__SHORT EXERCISE__: Type every record exactly as it appears.

__RAW RECORDS__:
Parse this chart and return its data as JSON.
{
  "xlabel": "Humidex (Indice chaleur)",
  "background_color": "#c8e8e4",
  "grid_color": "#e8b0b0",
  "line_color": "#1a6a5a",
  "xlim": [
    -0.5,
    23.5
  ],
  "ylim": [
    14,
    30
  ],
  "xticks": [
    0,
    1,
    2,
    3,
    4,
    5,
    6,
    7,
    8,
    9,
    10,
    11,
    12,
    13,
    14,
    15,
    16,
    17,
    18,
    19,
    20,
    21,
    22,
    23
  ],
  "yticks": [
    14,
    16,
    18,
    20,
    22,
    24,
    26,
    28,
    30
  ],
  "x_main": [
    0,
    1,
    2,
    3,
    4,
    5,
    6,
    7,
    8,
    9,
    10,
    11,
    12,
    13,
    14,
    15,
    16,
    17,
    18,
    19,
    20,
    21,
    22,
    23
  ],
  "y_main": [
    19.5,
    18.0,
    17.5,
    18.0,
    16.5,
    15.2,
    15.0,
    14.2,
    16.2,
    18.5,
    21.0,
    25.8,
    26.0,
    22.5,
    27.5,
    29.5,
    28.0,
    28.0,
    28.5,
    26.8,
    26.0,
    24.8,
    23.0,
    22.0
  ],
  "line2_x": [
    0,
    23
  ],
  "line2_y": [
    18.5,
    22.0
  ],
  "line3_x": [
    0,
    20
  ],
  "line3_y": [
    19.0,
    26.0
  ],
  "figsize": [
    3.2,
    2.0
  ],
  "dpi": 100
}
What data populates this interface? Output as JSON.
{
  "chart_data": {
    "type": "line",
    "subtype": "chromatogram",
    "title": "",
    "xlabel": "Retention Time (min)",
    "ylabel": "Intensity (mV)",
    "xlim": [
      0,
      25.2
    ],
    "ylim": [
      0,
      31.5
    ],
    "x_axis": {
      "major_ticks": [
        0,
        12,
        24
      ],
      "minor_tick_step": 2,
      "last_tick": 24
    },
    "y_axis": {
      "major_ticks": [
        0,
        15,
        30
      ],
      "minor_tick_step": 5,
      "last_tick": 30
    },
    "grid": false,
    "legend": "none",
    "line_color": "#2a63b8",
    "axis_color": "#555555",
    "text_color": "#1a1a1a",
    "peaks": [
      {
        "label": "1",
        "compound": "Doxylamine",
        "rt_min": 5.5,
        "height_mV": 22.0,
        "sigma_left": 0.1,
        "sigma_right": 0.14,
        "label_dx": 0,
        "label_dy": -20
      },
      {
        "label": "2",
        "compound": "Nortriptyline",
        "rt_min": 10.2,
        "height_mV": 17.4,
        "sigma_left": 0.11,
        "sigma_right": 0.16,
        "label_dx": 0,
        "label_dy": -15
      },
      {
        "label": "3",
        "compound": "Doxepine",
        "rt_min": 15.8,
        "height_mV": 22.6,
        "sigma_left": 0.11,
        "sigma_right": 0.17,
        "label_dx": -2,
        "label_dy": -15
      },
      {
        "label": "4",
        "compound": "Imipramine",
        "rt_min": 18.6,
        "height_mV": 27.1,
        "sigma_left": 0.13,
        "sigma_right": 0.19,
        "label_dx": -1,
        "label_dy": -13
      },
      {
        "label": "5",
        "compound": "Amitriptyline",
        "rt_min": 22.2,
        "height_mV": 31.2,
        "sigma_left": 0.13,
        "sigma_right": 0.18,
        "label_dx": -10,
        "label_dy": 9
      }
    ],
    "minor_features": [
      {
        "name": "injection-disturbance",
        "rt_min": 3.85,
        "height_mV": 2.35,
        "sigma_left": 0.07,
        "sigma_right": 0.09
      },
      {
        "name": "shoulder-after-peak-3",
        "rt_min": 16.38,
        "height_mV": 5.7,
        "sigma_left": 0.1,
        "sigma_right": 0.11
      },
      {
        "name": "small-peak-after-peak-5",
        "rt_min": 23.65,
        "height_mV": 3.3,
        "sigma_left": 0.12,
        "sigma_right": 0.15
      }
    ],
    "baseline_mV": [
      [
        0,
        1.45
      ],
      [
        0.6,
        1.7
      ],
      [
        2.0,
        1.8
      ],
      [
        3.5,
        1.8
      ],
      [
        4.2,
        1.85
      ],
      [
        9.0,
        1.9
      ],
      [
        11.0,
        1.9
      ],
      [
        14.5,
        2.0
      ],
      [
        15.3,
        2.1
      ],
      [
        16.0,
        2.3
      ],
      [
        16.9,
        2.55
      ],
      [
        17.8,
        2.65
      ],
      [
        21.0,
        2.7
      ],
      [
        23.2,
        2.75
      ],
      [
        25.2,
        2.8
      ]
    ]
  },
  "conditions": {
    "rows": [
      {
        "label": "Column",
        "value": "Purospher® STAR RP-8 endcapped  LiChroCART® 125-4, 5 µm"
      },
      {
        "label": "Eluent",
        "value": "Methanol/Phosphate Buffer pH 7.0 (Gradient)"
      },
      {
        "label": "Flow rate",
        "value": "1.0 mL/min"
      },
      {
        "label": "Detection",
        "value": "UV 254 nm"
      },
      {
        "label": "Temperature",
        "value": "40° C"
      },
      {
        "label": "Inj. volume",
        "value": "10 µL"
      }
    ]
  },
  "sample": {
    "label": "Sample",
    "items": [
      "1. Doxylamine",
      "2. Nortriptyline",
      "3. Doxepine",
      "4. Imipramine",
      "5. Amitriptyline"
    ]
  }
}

__FINAL ANSWER__:
Parse this chart and return its data as JSON.
{
  "xlabel": "Humidex (Indice chaleur)",
  "background_color": "#c8e8e4",
  "grid_color": "#e8b0b0",
  "line_color": "#1a6a5a",
  "xlim": [
    -0.5,
    23.5
  ],
  "ylim": [
    14,
    30
  ],
  "xticks": [
    0,
    1,
    2,
    3,
    4,
    5,
    6,
    7,
    8,
    9,
    10,
    11,
    12,
    13,
    14,
    15,
    16,
    17,
    18,
    19,
    20,
    21,
    22,
    23
  ],
  "yticks": [
    14,
    16,
    18,
    20,
    22,
    24,
    26,
    28,
    30
  ],
  "x_main": [
    0,
    1,
    2,
    3,
    4,
    5,
    6,
    7,
    8,
    9,
    10,
    11,
    12,
    13,
    14,
    15,
    16,
    17,
    18,
    19,
    20,
    21,
    22,
    23
  ],
  "y_main": [
    19.5,
    18.0,
    17.5,
    18.0,
    16.5,
    15.2,
    15.0,
    14.2,
    16.2,
    18.5,
    21.0,
    25.8,
    26.0,
    22.5,
    27.5,
    29.5,
    28.0,
    28.0,
    28.5,
    26.8,
    26.0,
    24.8,
    23.0,
    22.0
  ],
  "line2_x": [
    0,
    23
  ],
  "line2_y": [
    18.5,
    22.0
  ],
  "line3_x": [
    0,
    20
  ],
  "line3_y": [
    19.0,
    26.0
  ],
  "figsize": [
    3.2,
    2.0
  ],
  "dpi": 100
}
What data populates this interface? Output as JSON.
{
  "chart_data": {
    "type": "line",
    "subtype": "chromatogram",
    "title": "",
    "xlabel": "Retention Time (min)",
    "ylabel": "Intensity (mV)",
    "xlim": [
      0,
      25.2
    ],
    "ylim": [
      0,
      31.5
    ],
    "x_axis": {
      "major_ticks": [
        0,
        12,
        24
      ],
      "minor_tick_step": 2,
      "last_tick": 24
    },
    "y_axis": {
      "major_ticks": [
        0,
        15,
        30
      ],
      "minor_tick_step": 5,
      "last_tick": 30
    },
    "grid": false,
    "legend": "none",
    "line_color": "#2a63b8",
    "axis_color": "#555555",
    "text_color": "#1a1a1a",
    "peaks": [
      {
        "label": "1",
        "compound": "Doxylamine",
        "rt_min": 5.5,
        "height_mV": 22.0,
        "sigma_left": 0.1,
        "sigma_right": 0.14,
        "label_dx": 0,
        "label_dy": -20
      },
      {
        "label": "2",
        "compound": "Nortriptyline",
        "rt_min": 10.2,
        "height_mV": 17.4,
        "sigma_left": 0.11,
        "sigma_right": 0.16,
        "label_dx": 0,
        "label_dy": -15
      },
      {
        "label": "3",
        "compound": "Doxepine",
        "rt_min": 15.8,
        "height_mV": 22.6,
        "sigma_left": 0.11,
        "sigma_right": 0.17,
        "label_dx": -2,
        "label_dy": -15
      },
      {
        "label": "4",
        "compound": "Imipramine",
        "rt_min": 18.6,
        "height_mV": 27.1,
        "sigma_left": 0.13,
        "sigma_right": 0.19,
        "label_dx": -1,
        "label_dy": -13
      },
      {
        "label": "5",
        "compound": "Amitriptyline",
        "rt_min": 22.2,
        "height_mV": 31.2,
        "sigma_left": 0.13,
        "sigma_right": 0.18,
        "label_dx": -10,
        "label_dy": 9
      }
    ],
    "minor_features": [
      {
        "name": "injection-disturbance",
        "rt_min": 3.85,
        "height_mV": 2.35,
        "sigma_left": 0.07,
        "sigma_right": 0.09
      },
      {
        "name": "shoulder-after-peak-3",
        "rt_min": 16.38,
        "height_mV": 5.7,
        "sigma_left": 0.1,
        "sigma_right": 0.11
      },
      {
        "name": "small-peak-after-peak-5",
        "rt_min": 23.65,
        "height_mV": 3.3,
        "sigma_left": 0.12,
        "sigma_right": 0.15
      }
    ],
    "baseline_mV": [
      [
        0,
        1.45
      ],
      [
        0.6,
        1.7
      ],
      [
        2.0,
        1.8
      ],
      [
        3.5,
        1.8
      ],
      [
        4.2,
        1.85
      ],
      [
        9.0,
        1.9
      ],
      [
        11.0,
        1.9
      ],
      [
        14.5,
        2.0
      ],
      [
        15.3,
        2.1
      ],
      [
        16.0,
        2.3
      ],
      [
        16.9,
        2.55
      ],
      [
        17.8,
        2.65
      ],
      [
        21.0,
        2.7
      ],
      [
        23.2,
        2.75
      ],
      [
        25.2,
        2.8
      ]
    ]
  },
  "conditions": {
    "rows": [
      {
        "label": "Column",
        "value": "Purospher® STAR RP-8 endcapped  LiChroCART® 125-4, 5 µm"
      },
      {
        "label": "Eluent",
        "value": "Methanol/Phosphate Buffer pH 7.0 (Gradient)"
      },
      {
        "label": "Flow rate",
        "value": "1.0 mL/min"
      },
      {
        "label": "Detection",
        "value": "UV 254 nm"
      },
      {
        "label": "Temperature",
        "value": "40° C"
      },
      {
        "label": "Inj. volume",
        "value": "10 µL"
      }
    ]
  },
  "sample": {
    "label": "Sample",
    "items": [
      "1. Doxylamine",
      "2. Nortriptyline",
      "3. Doxepine",
      "4. Imipramine",
      "5. Amitriptyline"
    ]
  }
}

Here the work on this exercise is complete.